_Task instructions_. For each line below that contains the word "grown", make a copy.

_Listed entries_.

'''

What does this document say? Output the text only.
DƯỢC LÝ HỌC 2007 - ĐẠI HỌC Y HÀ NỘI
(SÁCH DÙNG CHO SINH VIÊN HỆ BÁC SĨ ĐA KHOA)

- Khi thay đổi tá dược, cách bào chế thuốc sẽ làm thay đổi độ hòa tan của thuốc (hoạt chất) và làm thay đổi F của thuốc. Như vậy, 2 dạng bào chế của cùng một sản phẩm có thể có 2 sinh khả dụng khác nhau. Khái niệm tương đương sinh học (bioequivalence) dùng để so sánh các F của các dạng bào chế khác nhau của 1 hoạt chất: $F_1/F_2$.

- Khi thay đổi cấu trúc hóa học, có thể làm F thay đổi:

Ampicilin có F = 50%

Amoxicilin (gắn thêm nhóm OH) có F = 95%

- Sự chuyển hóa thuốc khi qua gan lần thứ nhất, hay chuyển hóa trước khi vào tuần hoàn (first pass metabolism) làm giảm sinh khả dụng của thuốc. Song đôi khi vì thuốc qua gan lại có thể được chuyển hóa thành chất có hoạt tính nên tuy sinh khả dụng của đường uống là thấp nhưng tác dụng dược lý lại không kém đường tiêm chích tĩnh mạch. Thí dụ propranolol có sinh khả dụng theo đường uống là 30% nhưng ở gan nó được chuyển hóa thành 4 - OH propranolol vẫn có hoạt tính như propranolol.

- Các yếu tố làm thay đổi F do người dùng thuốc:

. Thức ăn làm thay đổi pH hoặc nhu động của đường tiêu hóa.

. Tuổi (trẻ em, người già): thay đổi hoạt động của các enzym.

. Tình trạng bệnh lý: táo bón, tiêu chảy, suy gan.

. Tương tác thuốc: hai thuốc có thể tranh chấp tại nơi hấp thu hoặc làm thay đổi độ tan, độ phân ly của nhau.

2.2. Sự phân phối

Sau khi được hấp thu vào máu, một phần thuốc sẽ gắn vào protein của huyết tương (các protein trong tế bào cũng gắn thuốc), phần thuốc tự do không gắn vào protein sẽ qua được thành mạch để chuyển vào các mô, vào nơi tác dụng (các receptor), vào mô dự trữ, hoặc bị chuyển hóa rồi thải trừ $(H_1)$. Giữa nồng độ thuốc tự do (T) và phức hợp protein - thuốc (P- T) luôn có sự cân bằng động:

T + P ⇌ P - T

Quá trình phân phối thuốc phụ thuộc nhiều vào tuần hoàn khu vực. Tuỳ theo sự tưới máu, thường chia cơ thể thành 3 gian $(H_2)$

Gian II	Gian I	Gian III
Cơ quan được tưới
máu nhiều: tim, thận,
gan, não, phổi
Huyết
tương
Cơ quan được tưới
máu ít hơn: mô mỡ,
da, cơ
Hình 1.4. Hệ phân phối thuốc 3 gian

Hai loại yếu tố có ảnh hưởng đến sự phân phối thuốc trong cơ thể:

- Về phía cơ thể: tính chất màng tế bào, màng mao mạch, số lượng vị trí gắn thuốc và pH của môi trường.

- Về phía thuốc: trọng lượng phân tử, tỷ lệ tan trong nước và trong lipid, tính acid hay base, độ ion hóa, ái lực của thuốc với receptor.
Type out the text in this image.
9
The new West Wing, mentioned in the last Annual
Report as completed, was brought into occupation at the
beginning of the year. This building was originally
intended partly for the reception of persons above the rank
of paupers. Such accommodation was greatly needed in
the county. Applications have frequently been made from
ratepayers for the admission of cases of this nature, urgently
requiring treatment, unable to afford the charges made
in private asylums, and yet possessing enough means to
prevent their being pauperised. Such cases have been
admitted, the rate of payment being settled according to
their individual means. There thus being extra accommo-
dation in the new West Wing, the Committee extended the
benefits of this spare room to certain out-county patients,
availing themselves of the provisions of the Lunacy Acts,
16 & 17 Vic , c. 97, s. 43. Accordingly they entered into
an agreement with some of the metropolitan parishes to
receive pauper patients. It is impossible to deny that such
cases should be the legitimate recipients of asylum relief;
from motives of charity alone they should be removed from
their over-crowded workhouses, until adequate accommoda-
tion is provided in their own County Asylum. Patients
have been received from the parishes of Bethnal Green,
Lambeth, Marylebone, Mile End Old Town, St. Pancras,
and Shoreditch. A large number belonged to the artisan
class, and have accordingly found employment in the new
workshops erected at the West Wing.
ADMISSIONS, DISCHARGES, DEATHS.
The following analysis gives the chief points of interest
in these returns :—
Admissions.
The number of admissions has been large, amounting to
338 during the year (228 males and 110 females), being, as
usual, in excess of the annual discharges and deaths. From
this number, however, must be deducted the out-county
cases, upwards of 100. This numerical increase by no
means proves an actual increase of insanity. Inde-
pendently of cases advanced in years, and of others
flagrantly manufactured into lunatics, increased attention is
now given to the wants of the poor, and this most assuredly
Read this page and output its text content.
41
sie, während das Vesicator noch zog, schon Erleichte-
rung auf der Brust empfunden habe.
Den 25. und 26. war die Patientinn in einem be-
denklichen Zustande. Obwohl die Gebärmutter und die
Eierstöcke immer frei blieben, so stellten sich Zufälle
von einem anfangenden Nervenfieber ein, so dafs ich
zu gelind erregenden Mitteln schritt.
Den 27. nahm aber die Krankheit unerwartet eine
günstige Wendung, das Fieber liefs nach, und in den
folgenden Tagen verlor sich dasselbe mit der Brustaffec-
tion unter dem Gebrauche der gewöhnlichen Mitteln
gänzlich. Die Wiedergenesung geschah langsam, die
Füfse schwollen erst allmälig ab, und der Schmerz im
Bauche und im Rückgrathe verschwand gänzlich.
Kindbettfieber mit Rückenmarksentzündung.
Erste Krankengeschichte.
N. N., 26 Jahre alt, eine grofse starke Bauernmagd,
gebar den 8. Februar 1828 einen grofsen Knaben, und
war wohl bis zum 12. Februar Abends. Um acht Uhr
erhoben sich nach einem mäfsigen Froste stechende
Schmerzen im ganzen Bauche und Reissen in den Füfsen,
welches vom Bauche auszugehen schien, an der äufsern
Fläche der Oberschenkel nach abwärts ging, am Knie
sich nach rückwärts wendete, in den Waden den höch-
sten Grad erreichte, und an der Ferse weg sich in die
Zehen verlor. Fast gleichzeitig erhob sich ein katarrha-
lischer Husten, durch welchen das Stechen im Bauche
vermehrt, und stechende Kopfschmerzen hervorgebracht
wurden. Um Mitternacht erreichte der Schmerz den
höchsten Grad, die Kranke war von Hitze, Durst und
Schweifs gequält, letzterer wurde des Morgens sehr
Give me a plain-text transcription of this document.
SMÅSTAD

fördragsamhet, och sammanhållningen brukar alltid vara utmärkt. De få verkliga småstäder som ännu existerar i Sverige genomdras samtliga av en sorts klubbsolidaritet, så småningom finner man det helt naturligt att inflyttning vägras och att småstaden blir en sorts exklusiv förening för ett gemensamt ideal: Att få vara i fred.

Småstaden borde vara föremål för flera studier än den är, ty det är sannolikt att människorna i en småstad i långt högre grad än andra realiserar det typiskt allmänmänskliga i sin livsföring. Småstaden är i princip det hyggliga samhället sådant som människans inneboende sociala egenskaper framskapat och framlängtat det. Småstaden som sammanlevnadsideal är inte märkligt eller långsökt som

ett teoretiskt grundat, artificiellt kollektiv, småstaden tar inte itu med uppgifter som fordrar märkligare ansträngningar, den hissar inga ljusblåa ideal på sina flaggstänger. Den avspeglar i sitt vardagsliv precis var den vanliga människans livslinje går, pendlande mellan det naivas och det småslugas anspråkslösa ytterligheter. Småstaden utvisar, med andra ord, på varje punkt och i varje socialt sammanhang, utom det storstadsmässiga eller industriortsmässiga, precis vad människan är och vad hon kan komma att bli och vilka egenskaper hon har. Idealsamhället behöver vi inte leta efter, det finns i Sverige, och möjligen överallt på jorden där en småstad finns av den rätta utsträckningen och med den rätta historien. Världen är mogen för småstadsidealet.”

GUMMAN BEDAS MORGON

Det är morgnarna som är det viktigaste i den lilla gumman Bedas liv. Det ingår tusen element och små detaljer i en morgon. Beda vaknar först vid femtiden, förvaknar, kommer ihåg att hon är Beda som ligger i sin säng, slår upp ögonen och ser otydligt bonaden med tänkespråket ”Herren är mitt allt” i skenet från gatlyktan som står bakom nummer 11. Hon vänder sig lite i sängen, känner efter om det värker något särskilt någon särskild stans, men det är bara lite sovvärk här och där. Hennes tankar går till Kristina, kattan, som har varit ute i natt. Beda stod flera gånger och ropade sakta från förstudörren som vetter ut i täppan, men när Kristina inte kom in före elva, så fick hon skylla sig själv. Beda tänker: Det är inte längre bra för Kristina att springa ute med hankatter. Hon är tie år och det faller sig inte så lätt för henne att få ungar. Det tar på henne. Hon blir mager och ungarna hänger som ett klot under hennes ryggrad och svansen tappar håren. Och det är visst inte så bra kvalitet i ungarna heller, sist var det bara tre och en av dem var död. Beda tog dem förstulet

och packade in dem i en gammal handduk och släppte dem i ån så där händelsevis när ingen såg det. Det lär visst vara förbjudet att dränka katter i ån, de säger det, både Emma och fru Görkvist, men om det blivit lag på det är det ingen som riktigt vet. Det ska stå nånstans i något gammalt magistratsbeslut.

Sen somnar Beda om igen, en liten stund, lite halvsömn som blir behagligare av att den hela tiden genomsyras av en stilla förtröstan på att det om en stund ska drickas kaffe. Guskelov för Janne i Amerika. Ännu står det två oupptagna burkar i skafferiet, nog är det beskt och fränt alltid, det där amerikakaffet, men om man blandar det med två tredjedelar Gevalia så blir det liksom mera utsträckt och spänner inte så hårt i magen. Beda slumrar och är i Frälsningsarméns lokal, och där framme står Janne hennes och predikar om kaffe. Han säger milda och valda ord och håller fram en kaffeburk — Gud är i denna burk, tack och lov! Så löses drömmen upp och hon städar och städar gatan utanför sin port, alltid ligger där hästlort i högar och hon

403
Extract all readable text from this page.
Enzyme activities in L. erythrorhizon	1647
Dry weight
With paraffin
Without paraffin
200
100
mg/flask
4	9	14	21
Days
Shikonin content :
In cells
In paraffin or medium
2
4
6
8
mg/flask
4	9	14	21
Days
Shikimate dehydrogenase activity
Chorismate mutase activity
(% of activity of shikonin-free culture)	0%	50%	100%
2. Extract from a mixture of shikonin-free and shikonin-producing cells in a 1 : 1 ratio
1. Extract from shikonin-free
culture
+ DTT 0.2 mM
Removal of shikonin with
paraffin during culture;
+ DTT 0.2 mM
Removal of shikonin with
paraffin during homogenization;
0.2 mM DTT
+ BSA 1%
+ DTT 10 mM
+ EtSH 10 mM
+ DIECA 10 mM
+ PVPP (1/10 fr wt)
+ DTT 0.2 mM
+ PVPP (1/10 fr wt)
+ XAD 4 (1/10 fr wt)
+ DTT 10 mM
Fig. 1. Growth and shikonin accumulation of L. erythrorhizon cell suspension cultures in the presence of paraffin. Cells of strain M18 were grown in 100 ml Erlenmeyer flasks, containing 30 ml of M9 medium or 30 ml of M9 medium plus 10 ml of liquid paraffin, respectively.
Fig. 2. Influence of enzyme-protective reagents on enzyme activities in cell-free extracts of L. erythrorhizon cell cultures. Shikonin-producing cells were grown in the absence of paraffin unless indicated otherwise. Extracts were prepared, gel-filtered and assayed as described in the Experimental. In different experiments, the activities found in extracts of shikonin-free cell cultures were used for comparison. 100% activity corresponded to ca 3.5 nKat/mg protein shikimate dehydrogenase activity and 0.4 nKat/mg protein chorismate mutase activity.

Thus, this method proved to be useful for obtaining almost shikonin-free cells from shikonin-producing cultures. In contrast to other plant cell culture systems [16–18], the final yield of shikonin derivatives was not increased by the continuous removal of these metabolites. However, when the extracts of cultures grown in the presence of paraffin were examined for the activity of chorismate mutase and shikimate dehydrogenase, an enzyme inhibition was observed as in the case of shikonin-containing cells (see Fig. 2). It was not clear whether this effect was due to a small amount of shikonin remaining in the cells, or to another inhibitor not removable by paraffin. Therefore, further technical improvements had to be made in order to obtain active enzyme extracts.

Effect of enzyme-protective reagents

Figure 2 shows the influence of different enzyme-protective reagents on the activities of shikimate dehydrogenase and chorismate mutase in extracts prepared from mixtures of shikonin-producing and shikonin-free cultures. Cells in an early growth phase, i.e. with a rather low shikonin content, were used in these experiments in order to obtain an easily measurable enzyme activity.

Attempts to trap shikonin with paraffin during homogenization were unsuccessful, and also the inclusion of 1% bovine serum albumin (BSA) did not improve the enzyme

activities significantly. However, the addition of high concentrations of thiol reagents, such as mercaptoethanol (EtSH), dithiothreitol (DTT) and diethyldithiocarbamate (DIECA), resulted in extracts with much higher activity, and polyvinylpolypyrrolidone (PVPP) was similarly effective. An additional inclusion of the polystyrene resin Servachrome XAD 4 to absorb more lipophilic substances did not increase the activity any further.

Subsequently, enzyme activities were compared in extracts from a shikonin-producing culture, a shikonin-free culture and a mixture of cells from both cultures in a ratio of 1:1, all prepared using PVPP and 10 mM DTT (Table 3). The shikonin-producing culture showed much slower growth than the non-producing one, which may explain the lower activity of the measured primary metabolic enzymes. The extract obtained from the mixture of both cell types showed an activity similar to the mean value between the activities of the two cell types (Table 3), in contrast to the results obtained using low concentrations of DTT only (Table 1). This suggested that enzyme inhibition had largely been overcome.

'''

_Final answer_.
Fig. 1. Growth and shikonin accumulation of L. erythrorhizon cell suspension cultures in the presence of paraffin. Cells of strain M18 were grown in 100 ml Erlenmeyer flasks, containing 30 ml of M9 medium or 30 ml of M9 medium plus 10 ml of liquid paraffin, respectively.
Fig. 2. Influence of enzyme-protective reagents on enzyme activities in cell-free extracts of L. erythrorhizon cell cultures. Shikonin-producing cells were grown in the absence of paraffin unless indicated otherwise. Extracts were prepared, gel-filtered and assayed as described in the Experimental. In different experiments, the activities found in extracts of shikonin-free cell cultures were used for comparison. 100% activity corresponded to ca 3.5 nKat/mg protein shikimate dehydrogenase activity and 0.4 nKat/mg protein chorismate mutase activity.
Thus, this method proved to be useful for obtaining almost shikonin-free cells from shikonin-producing cultures. In contrast to other plant cell culture systems [16–18], the final yield of shikonin derivatives was not increased by the continuous removal of these metabolites. However, when the extracts of cultures grown in the presence of paraffin were examined for the activity of chorismate mutase and shikimate dehydrogenase, an enzyme inhibition was observed as in the case of shikonin-containing cells (see Fig. 2). It was not clear whether this effect was due to a small amount of shikonin remaining in the cells, or to another inhibitor not removable by paraffin. Therefore, further technical improvements had to be made in order to obtain active enzyme extracts.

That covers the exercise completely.